*** Data Section Begins ***

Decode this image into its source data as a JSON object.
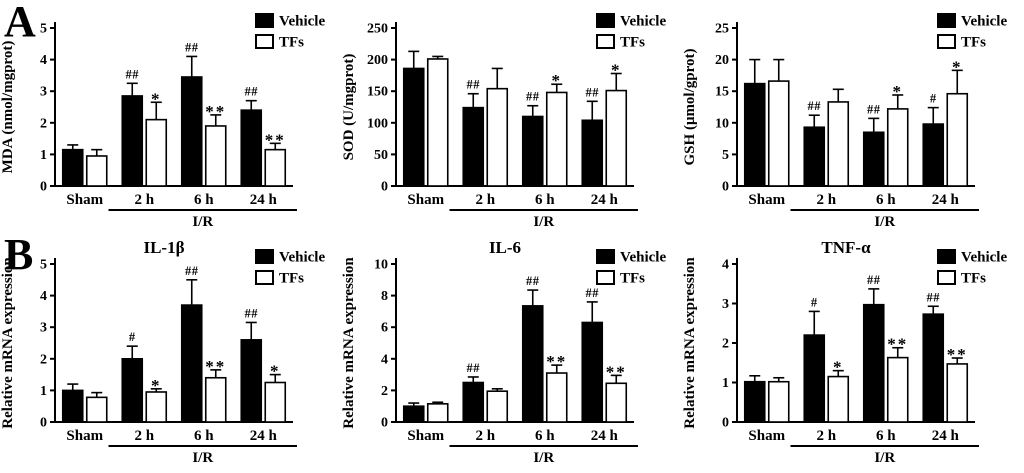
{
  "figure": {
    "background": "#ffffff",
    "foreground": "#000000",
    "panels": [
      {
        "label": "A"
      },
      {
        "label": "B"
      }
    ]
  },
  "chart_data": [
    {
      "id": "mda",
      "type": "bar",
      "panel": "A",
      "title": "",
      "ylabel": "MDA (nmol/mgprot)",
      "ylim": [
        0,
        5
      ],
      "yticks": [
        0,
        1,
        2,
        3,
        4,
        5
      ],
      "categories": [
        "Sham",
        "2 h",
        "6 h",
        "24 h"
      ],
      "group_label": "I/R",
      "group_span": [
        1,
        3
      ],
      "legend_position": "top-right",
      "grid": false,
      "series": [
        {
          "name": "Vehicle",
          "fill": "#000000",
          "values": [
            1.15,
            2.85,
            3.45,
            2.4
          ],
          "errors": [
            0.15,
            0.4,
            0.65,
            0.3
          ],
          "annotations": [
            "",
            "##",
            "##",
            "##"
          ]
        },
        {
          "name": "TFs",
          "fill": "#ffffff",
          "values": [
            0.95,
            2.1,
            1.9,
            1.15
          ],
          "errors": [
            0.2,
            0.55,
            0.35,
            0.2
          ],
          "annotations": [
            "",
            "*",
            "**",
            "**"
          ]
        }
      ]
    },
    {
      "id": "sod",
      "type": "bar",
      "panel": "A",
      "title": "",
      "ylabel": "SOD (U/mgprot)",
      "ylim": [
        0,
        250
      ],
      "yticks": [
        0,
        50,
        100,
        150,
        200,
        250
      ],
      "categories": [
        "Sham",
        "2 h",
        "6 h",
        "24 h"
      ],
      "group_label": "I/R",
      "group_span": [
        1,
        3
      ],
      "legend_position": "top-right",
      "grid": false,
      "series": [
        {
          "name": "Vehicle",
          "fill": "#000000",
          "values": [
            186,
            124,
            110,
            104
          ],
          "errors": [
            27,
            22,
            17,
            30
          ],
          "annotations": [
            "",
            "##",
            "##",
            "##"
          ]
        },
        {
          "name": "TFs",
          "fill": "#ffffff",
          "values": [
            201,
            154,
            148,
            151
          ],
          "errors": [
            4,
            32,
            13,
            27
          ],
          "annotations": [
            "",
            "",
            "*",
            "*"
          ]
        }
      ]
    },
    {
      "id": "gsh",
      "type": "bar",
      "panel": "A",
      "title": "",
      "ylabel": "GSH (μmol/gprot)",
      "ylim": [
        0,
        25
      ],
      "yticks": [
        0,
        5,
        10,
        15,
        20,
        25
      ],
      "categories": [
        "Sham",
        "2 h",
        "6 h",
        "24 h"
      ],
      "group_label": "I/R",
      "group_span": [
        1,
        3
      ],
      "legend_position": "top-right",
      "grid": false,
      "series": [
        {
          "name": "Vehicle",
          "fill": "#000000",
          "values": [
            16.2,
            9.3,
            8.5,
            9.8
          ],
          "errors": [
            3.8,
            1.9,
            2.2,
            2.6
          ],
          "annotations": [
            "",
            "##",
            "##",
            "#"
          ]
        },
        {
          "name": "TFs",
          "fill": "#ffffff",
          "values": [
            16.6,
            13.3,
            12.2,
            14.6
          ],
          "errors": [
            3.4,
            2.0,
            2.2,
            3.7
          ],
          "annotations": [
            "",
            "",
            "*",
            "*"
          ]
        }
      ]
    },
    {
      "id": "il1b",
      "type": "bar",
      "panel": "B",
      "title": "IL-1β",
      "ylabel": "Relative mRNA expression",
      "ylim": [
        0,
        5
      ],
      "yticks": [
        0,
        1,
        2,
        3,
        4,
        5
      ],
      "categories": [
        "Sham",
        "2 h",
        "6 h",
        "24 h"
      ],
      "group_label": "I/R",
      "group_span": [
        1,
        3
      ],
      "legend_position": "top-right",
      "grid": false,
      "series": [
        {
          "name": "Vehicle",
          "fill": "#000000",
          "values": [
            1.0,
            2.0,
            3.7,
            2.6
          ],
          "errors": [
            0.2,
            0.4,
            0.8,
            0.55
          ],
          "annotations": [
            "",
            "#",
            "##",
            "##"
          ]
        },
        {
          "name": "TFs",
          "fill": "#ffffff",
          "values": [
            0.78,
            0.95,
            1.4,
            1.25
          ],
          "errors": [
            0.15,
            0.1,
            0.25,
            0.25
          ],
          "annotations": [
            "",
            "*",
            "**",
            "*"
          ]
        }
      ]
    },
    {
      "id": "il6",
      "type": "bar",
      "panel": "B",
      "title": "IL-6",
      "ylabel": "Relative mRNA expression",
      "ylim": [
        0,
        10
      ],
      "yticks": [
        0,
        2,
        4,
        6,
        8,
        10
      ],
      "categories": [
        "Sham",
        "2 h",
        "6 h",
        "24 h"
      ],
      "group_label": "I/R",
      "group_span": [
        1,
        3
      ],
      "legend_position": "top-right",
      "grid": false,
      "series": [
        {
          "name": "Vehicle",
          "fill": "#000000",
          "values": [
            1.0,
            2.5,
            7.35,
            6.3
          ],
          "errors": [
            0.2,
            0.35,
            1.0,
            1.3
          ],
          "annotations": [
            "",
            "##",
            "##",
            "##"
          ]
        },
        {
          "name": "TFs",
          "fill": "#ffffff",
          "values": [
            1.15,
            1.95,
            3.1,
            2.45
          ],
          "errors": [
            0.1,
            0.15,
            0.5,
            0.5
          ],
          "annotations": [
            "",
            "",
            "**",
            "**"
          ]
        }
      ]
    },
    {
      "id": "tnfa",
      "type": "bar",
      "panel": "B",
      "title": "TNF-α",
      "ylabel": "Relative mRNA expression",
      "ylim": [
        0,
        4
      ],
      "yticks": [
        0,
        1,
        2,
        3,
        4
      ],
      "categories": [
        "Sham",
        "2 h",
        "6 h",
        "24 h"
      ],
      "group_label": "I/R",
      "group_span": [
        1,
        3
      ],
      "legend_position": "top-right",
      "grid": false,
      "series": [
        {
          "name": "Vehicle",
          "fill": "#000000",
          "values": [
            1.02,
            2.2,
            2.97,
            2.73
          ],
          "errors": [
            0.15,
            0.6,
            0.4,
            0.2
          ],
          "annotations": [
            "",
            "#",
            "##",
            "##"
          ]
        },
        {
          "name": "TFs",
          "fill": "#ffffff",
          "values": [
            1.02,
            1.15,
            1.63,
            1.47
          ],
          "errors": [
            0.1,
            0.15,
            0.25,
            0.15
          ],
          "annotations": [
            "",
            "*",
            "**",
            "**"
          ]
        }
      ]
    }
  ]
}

*** Data Section Ends ***

Assigned task: Make an exact copy of the records above, one that has none of the pictures.

Solved problem:
Decode this image into its source data as a JSON object.
{
  "figure": {
    "background": "#ffffff",
    "foreground": "#000000",
    "panels": [
      {
        "label": "A"
      },
      {
        "label": "B"
      }
    ]
  },
  "chart_data": [
    {
      "id": "mda",
      "type": "bar",
      "panel": "A",
      "title": "",
      "ylabel": "MDA (nmol/mgprot)",
      "ylim": [
        0,
        5
      ],
      "yticks": [
        0,
        1,
        2,
        3,
        4,
        5
      ],
      "categories": [
        "Sham",
        "2 h",
        "6 h",
        "24 h"
      ],
      "group_label": "I/R",
      "group_span": [
        1,
        3
      ],
      "legend_position": "top-right",
      "grid": false,
      "series": [
        {
          "name": "Vehicle",
          "fill": "#000000",
          "values": [
            1.15,
            2.85,
            3.45,
            2.4
          ],
          "errors": [
            0.15,
            0.4,
            0.65,
            0.3
          ],
          "annotations": [
            "",
            "##",
            "##",
            "##"
          ]
        },
        {
          "name": "TFs",
          "fill": "#ffffff",
          "values": [
            0.95,
            2.1,
            1.9,
            1.15
          ],
          "errors": [
            0.2,
            0.55,
            0.35,
            0.2
          ],
          "annotations": [
            "",
            "*",
            "**",
            "**"
          ]
        }
      ]
    },
    {
      "id": "sod",
      "type": "bar",
      "panel": "A",
      "title": "",
      "ylabel": "SOD (U/mgprot)",
      "ylim": [
        0,
        250
      ],
      "yticks": [
        0,
        50,
        100,
        150,
        200,
        250
      ],
      "categories": [
        "Sham",
        "2 h",
        "6 h",
        "24 h"
      ],
      "group_label": "I/R",
      "group_span": [
        1,
        3
      ],
      "legend_position": "top-right",
      "grid": false,
      "series": [
        {
          "name": "Vehicle",
          "fill": "#000000",
          "values": [
            186,
            124,
            110,
            104
          ],
          "errors": [
            27,
            22,
            17,
            30
          ],
          "annotations": [
            "",
            "##",
            "##",
            "##"
          ]
        },
        {
          "name": "TFs",
          "fill": "#ffffff",
          "values": [
            201,
            154,
            148,
            151
          ],
          "errors": [
            4,
            32,
            13,
            27
          ],
          "annotations": [
            "",
            "",
            "*",
            "*"
          ]
        }
      ]
    },
    {
      "id": "gsh",
      "type": "bar",
      "panel": "A",
      "title": "",
      "ylabel": "GSH (μmol/gprot)",
      "ylim": [
        0,
        25
      ],
      "yticks": [
        0,
        5,
        10,
        15,
        20,
        25
      ],
      "categories": [
        "Sham",
        "2 h",
        "6 h",
        "24 h"
      ],
      "group_label": "I/R",
      "group_span": [
        1,
        3
      ],
      "legend_position": "top-right",
      "grid": false,
      "series": [
        {
          "name": "Vehicle",
          "fill": "#000000",
          "values": [
            16.2,
            9.3,
            8.5,
            9.8
          ],
          "errors": [
            3.8,
            1.9,
            2.2,
            2.6
          ],
          "annotations": [
            "",
            "##",
            "##",
            "#"
          ]
        },
        {
          "name": "TFs",
          "fill": "#ffffff",
          "values": [
            16.6,
            13.3,
            12.2,
            14.6
          ],
          "errors": [
            3.4,
            2.0,
            2.2,
            3.7
          ],
          "annotations": [
            "",
            "",
            "*",
            "*"
          ]
        }
      ]
    },
    {
      "id": "il1b",
      "type": "bar",
      "panel": "B",
      "title": "IL-1β",
      "ylabel": "Relative mRNA expression",
      "ylim": [
        0,
        5
      ],
      "yticks": [
        0,
        1,
        2,
        3,
        4,
        5
      ],
      "categories": [
        "Sham",
        "2 h",
        "6 h",
        "24 h"
      ],
      "group_label": "I/R",
      "group_span": [
        1,
        3
      ],
      "legend_position": "top-right",
      "grid": false,
      "series": [
        {
          "name": "Vehicle",
          "fill": "#000000",
          "values": [
            1.0,
            2.0,
            3.7,
            2.6
          ],
          "errors": [
            0.2,
            0.4,
            0.8,
            0.55
          ],
          "annotations": [
            "",
            "#",
            "##",
            "##"
          ]
        },
        {
          "name": "TFs",
          "fill": "#ffffff",
          "values": [
            0.78,
            0.95,
            1.4,
            1.25
          ],
          "errors": [
            0.15,
            0.1,
            0.25,
            0.25
          ],
          "annotations": [
            "",
            "*",
            "**",
            "*"
          ]
        }
      ]
    },
    {
      "id": "il6",
      "type": "bar",
      "panel": "B",
      "title": "IL-6",
      "ylabel": "Relative mRNA expression",
      "ylim": [
        0,
        10
      ],
      "yticks": [
        0,
        2,
        4,
        6,
        8,
        10
      ],
      "categories": [
        "Sham",
        "2 h",
        "6 h",
        "24 h"
      ],
      "group_label": "I/R",
      "group_span": [
        1,
        3
      ],
      "legend_position": "top-right",
      "grid": false,
      "series": [
        {
          "name": "Vehicle",
          "fill": "#000000",
          "values": [
            1.0,
            2.5,
            7.35,
            6.3
          ],
          "errors": [
            0.2,
            0.35,
            1.0,
            1.3
          ],
          "annotations": [
            "",
            "##",
            "##",
            "##"
          ]
        },
        {
          "name": "TFs",
          "fill": "#ffffff",
          "values": [
            1.15,
            1.95,
            3.1,
            2.45
          ],
          "errors": [
            0.1,
            0.15,
            0.5,
            0.5
          ],
          "annotations": [
            "",
            "",
            "**",
            "**"
          ]
        }
      ]
    },
    {
      "id": "tnfa",
      "type": "bar",
      "panel": "B",
      "title": "TNF-α",
      "ylabel": "Relative mRNA expression",
      "ylim": [
        0,
        4
      ],
      "yticks": [
        0,
        1,
        2,
        3,
        4
      ],
      "categories": [
        "Sham",
        "2 h",
        "6 h",
        "24 h"
      ],
      "group_label": "I/R",
      "group_span": [
        1,
        3
      ],
      "legend_position": "top-right",
      "grid": false,
      "series": [
        {
          "name": "Vehicle",
          "fill": "#000000",
          "values": [
            1.02,
            2.2,
            2.97,
            2.73
          ],
          "errors": [
            0.15,
            0.6,
            0.4,
            0.2
          ],
          "annotations": [
            "",
            "#",
            "##",
            "##"
          ]
        },
        {
          "name": "TFs",
          "fill": "#ffffff",
          "values": [
            1.02,
            1.15,
            1.63,
            1.47
          ],
          "errors": [
            0.1,
            0.15,
            0.25,
            0.15
          ],
          "annotations": [
            "",
            "*",
            "**",
            "**"
          ]
        }
      ]
    }
  ]
}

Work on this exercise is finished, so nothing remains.